(Data records)
start
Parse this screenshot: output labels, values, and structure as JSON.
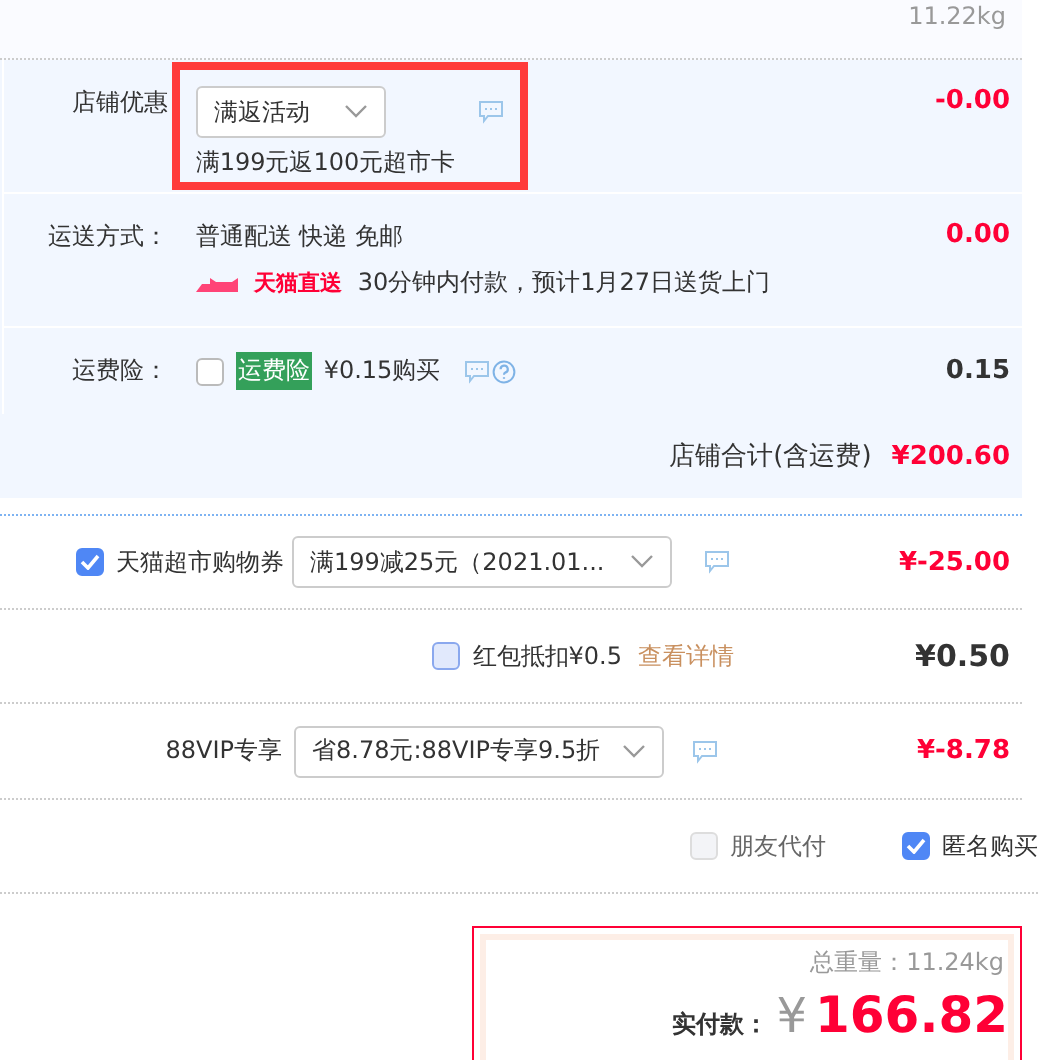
{
  "header": {
    "weight": "11.22kg"
  },
  "store_discount": {
    "label": "店铺优惠",
    "select": "满返活动",
    "note": "满199元返100元超市卡",
    "amount": "-0.00",
    "highlighted": true
  },
  "shipping": {
    "label": "运送方式：",
    "method": "普通配送 快递 免邮",
    "badge": "天猫直送",
    "eta": "30分钟内付款，预计1月27日送货上门",
    "amount": "0.00"
  },
  "insurance": {
    "label": "运费险：",
    "checked": false,
    "tag": "运费险",
    "price": "¥0.15购买",
    "amount": "0.15"
  },
  "store_total": {
    "label": "店铺合计(含运费)",
    "amount": "¥200.60"
  },
  "coupon": {
    "checked": true,
    "label": "天猫超市购物券",
    "select": "满199减25元（2021.01...",
    "amount": "¥-25.00"
  },
  "red_packet": {
    "checked": false,
    "label": "红包抵扣¥0.5",
    "link": "查看详情",
    "amount": "¥0.50"
  },
  "vip": {
    "label": "88VIP专享",
    "select": "省8.78元:88VIP专享9.5折",
    "amount": "¥-8.78"
  },
  "options": [
    {
      "label": "朋友代付",
      "checked": false,
      "disabled": true
    },
    {
      "label": "匿名购买",
      "checked": true,
      "disabled": false
    }
  ],
  "summary": {
    "weight": "总重量：11.24kg",
    "pay_label": "实付款：",
    "currency": "¥",
    "total": "166.82"
  }
}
end
◆ Short exercise
Copy the material exactly. Do not include the pictures.

◆ Expected answer
Parse this screenshot: output labels, values, and structure as JSON.
{
  "header": {
    "weight": "11.22kg"
  },
  "store_discount": {
    "label": "店铺优惠",
    "select": "满返活动",
    "note": "满199元返100元超市卡",
    "amount": "-0.00",
    "highlighted": true
  },
  "shipping": {
    "label": "运送方式：",
    "method": "普通配送 快递 免邮",
    "badge": "天猫直送",
    "eta": "30分钟内付款，预计1月27日送货上门",
    "amount": "0.00"
  },
  "insurance": {
    "label": "运费险：",
    "checked": false,
    "tag": "运费险",
    "price": "¥0.15购买",
    "amount": "0.15"
  },
  "store_total": {
    "label": "店铺合计(含运费)",
    "amount": "¥200.60"
  },
  "coupon": {
    "checked": true,
    "label": "天猫超市购物券",
    "select": "满199减25元（2021.01...",
    "amount": "¥-25.00"
  },
  "red_packet": {
    "checked": false,
    "label": "红包抵扣¥0.5",
    "link": "查看详情",
    "amount": "¥0.50"
  },
  "vip": {
    "label": "88VIP专享",
    "select": "省8.78元:88VIP专享9.5折",
    "amount": "¥-8.78"
  },
  "options": [
    {
      "label": "朋友代付",
      "checked": false,
      "disabled": true
    },
    {
      "label": "匿名购买",
      "checked": true,
      "disabled": false
    }
  ],
  "summary": {
    "weight": "总重量：11.24kg",
    "pay_label": "实付款：",
    "currency": "¥",
    "total": "166.82"
  }
}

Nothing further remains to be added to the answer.